**Directions**
Repeat the listing below in full, exactly as it stands.

Saved data entries:
--- BEGIN ---

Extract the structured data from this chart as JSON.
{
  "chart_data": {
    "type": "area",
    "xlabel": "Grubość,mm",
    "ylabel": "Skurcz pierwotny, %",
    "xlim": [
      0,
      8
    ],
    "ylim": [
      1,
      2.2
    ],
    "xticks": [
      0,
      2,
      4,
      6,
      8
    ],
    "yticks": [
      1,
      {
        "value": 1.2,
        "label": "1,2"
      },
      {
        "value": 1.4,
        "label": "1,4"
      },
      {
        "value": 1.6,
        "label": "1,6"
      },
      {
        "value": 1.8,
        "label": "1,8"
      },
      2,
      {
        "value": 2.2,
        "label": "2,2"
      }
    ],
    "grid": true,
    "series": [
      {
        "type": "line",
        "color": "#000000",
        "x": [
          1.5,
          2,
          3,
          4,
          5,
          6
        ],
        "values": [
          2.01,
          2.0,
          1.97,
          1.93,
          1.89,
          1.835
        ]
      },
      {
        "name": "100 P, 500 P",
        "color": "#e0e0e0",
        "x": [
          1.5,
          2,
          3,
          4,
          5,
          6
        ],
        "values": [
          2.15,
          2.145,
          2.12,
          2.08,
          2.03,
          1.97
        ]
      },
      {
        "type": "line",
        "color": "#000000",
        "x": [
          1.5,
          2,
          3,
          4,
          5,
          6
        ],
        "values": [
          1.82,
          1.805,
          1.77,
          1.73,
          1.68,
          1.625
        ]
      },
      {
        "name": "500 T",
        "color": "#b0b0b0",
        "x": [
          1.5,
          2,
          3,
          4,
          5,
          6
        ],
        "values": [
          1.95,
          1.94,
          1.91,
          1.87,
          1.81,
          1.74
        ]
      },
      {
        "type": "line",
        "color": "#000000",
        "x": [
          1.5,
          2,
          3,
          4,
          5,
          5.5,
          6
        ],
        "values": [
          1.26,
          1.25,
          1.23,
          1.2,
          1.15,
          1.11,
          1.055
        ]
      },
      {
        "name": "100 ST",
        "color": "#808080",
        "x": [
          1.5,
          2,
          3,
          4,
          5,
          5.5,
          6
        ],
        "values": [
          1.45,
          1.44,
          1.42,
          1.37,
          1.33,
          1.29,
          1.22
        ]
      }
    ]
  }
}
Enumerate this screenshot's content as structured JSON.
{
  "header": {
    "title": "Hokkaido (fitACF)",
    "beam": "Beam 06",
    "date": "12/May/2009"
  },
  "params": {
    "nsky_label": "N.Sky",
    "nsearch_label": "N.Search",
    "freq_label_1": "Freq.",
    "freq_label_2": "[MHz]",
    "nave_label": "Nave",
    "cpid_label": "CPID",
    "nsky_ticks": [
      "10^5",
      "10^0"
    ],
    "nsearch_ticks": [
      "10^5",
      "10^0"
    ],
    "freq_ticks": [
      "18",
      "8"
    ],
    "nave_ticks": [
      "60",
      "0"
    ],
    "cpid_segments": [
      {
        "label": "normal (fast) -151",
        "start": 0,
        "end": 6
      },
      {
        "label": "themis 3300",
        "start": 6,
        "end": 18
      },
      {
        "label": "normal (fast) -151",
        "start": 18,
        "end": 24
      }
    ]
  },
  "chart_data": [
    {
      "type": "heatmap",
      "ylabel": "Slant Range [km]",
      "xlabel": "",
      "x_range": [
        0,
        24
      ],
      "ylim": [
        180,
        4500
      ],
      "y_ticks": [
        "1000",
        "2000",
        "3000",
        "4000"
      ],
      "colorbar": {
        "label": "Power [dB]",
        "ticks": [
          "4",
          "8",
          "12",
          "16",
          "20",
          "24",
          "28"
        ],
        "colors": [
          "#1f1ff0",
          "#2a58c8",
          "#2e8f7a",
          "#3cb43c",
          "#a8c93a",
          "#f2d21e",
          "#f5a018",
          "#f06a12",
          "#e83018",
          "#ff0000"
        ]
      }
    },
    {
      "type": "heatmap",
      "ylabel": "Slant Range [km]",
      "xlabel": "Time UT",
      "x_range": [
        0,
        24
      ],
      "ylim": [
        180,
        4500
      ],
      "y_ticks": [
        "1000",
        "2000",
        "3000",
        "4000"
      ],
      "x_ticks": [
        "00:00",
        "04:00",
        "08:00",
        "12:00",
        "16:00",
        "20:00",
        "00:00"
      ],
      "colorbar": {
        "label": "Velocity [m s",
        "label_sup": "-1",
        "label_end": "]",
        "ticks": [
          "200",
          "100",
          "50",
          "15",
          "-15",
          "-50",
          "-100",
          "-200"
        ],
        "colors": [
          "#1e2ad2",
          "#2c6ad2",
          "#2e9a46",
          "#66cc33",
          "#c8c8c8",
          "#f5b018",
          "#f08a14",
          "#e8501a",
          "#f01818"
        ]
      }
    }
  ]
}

--- END ---

**Task response**
Extract the structured data from this chart as JSON.
{
  "chart_data": {
    "type": "area",
    "xlabel": "Grubość,mm",
    "ylabel": "Skurcz pierwotny, %",
    "xlim": [
      0,
      8
    ],
    "ylim": [
      1,
      2.2
    ],
    "xticks": [
      0,
      2,
      4,
      6,
      8
    ],
    "yticks": [
      1,
      {
        "value": 1.2,
        "label": "1,2"
      },
      {
        "value": 1.4,
        "label": "1,4"
      },
      {
        "value": 1.6,
        "label": "1,6"
      },
      {
        "value": 1.8,
        "label": "1,8"
      },
      2,
      {
        "value": 2.2,
        "label": "2,2"
      }
    ],
    "grid": true,
    "series": [
      {
        "type": "line",
        "color": "#000000",
        "x": [
          1.5,
          2,
          3,
          4,
          5,
          6
        ],
        "values": [
          2.01,
          2.0,
          1.97,
          1.93,
          1.89,
          1.835
        ]
      },
      {
        "name": "100 P, 500 P",
        "color": "#e0e0e0",
        "x": [
          1.5,
          2,
          3,
          4,
          5,
          6
        ],
        "values": [
          2.15,
          2.145,
          2.12,
          2.08,
          2.03,
          1.97
        ]
      },
      {
        "type": "line",
        "color": "#000000",
        "x": [
          1.5,
          2,
          3,
          4,
          5,
          6
        ],
        "values": [
          1.82,
          1.805,
          1.77,
          1.73,
          1.68,
          1.625
        ]
      },
      {
        "name": "500 T",
        "color": "#b0b0b0",
        "x": [
          1.5,
          2,
          3,
          4,
          5,
          6
        ],
        "values": [
          1.95,
          1.94,
          1.91,
          1.87,
          1.81,
          1.74
        ]
      },
      {
        "type": "line",
        "color": "#000000",
        "x": [
          1.5,
          2,
          3,
          4,
          5,
          5.5,
          6
        ],
        "values": [
          1.26,
          1.25,
          1.23,
          1.2,
          1.15,
          1.11,
          1.055
        ]
      },
      {
        "name": "100 ST",
        "color": "#808080",
        "x": [
          1.5,
          2,
          3,
          4,
          5,
          5.5,
          6
        ],
        "values": [
          1.45,
          1.44,
          1.42,
          1.37,
          1.33,
          1.29,
          1.22
        ]
      }
    ]
  }
}
Enumerate this screenshot's content as structured JSON.
{
  "header": {
    "title": "Hokkaido (fitACF)",
    "beam": "Beam 06",
    "date": "12/May/2009"
  },
  "params": {
    "nsky_label": "N.Sky",
    "nsearch_label": "N.Search",
    "freq_label_1": "Freq.",
    "freq_label_2": "[MHz]",
    "nave_label": "Nave",
    "cpid_label": "CPID",
    "nsky_ticks": [
      "10^5",
      "10^0"
    ],
    "nsearch_ticks": [
      "10^5",
      "10^0"
    ],
    "freq_ticks": [
      "18",
      "8"
    ],
    "nave_ticks": [
      "60",
      "0"
    ],
    "cpid_segments": [
      {
        "label": "normal (fast) -151",
        "start": 0,
        "end": 6
      },
      {
        "label": "themis 3300",
        "start": 6,
        "end": 18
      },
      {
        "label": "normal (fast) -151",
        "start": 18,
        "end": 24
      }
    ]
  },
  "chart_data": [
    {
      "type": "heatmap",
      "ylabel": "Slant Range [km]",
      "xlabel": "",
      "x_range": [
        0,
        24
      ],
      "ylim": [
        180,
        4500
      ],
      "y_ticks": [
        "1000",
        "2000",
        "3000",
        "4000"
      ],
      "colorbar": {
        "label": "Power [dB]",
        "ticks": [
          "4",
          "8",
          "12",
          "16",
          "20",
          "24",
          "28"
        ],
        "colors": [
          "#1f1ff0",
          "#2a58c8",
          "#2e8f7a",
          "#3cb43c",
          "#a8c93a",
          "#f2d21e",
          "#f5a018",
          "#f06a12",
          "#e83018",
          "#ff0000"
        ]
      }
    },
    {
      "type": "heatmap",
      "ylabel": "Slant Range [km]",
      "xlabel": "Time UT",
      "x_range": [
        0,
        24
      ],
      "ylim": [
        180,
        4500
      ],
      "y_ticks": [
        "1000",
        "2000",
        "3000",
        "4000"
      ],
      "x_ticks": [
        "00:00",
        "04:00",
        "08:00",
        "12:00",
        "16:00",
        "20:00",
        "00:00"
      ],
      "colorbar": {
        "label": "Velocity [m s",
        "label_sup": "-1",
        "label_end": "]",
        "ticks": [
          "200",
          "100",
          "50",
          "15",
          "-15",
          "-50",
          "-100",
          "-200"
        ],
        "colors": [
          "#1e2ad2",
          "#2c6ad2",
          "#2e9a46",
          "#66cc33",
          "#c8c8c8",
          "#f5b018",
          "#f08a14",
          "#e8501a",
          "#f01818"
        ]
      }
    }
  ]
}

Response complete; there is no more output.